##### Stored data #####
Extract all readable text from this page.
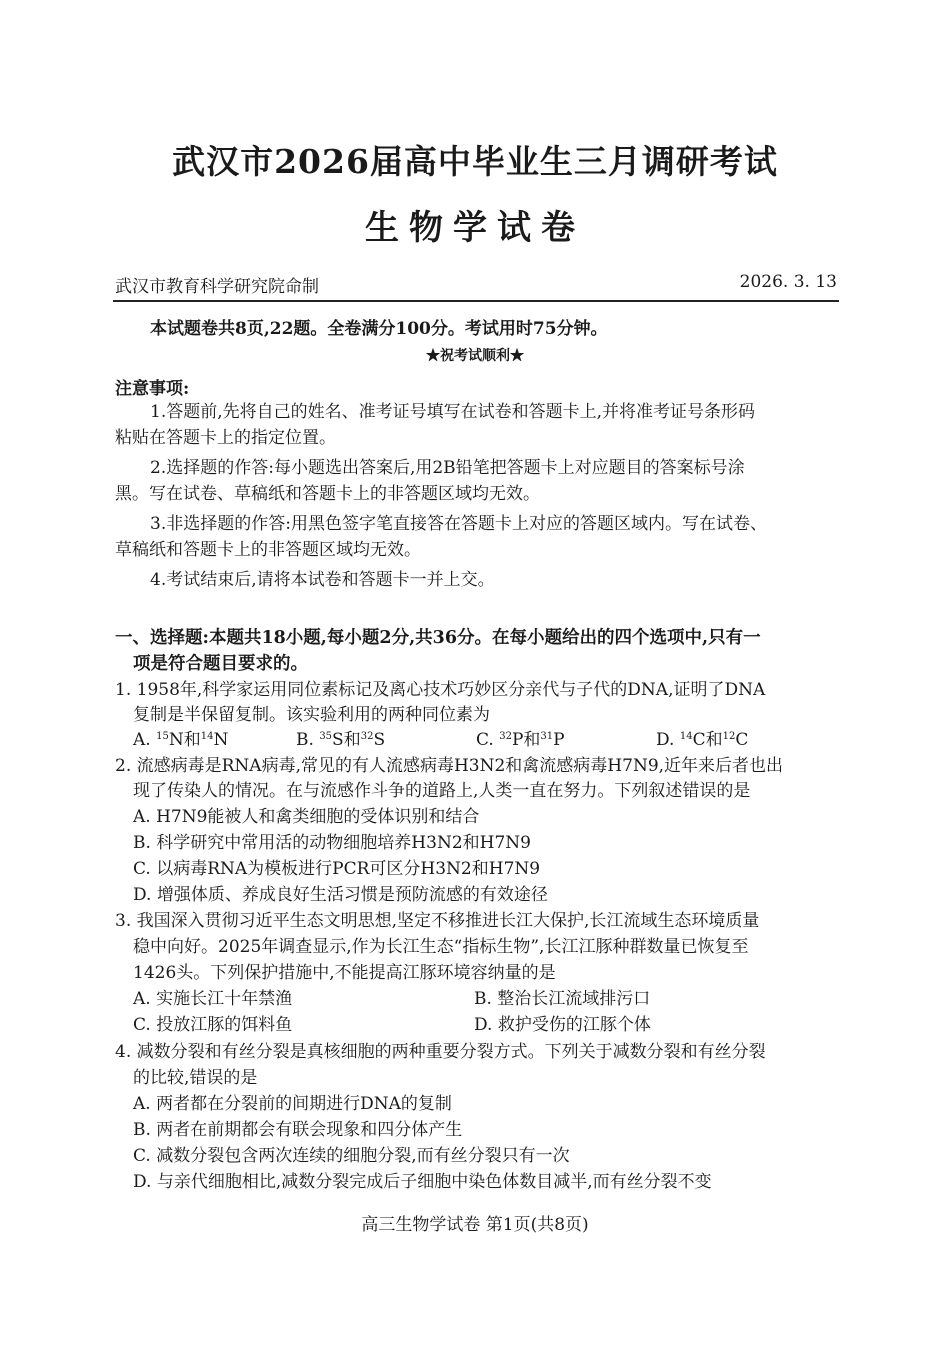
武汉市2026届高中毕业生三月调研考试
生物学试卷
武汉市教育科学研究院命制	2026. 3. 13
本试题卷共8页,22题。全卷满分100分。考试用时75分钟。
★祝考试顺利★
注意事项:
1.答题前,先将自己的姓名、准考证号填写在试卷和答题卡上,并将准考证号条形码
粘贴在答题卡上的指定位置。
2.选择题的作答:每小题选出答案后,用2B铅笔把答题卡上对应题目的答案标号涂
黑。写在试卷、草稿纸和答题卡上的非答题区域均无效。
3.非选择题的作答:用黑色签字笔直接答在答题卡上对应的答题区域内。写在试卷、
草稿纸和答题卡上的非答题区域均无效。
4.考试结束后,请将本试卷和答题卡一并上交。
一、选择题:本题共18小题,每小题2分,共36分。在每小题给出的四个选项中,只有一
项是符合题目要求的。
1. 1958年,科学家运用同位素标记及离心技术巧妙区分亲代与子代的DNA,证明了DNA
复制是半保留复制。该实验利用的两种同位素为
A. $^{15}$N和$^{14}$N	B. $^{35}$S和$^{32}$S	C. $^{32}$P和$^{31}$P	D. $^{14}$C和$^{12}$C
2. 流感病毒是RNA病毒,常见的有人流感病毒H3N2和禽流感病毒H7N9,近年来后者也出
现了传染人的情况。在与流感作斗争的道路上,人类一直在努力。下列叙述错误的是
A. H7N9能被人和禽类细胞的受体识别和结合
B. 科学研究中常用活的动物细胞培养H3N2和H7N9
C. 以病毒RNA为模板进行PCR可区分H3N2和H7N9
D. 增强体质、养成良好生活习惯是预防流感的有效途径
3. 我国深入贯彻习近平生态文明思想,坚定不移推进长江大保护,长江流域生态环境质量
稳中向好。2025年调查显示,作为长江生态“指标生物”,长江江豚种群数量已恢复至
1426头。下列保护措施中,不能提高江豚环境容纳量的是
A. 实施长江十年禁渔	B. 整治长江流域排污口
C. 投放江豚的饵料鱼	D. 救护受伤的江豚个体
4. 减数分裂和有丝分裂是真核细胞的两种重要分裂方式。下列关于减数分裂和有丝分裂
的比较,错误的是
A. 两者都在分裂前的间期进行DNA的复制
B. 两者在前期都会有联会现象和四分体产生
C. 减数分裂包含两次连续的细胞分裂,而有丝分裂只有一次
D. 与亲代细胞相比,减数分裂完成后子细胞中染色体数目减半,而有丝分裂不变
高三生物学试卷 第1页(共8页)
#####
■ Requirement ■
Find the string "草稿纸和答题卡上的非答题区域均无效" in the listing and return every line that holds it.

■ Reply ■
黑。写在试卷、草稿纸和答题卡上的非答题区域均无效。
草稿纸和答题卡上的非答题区域均无效。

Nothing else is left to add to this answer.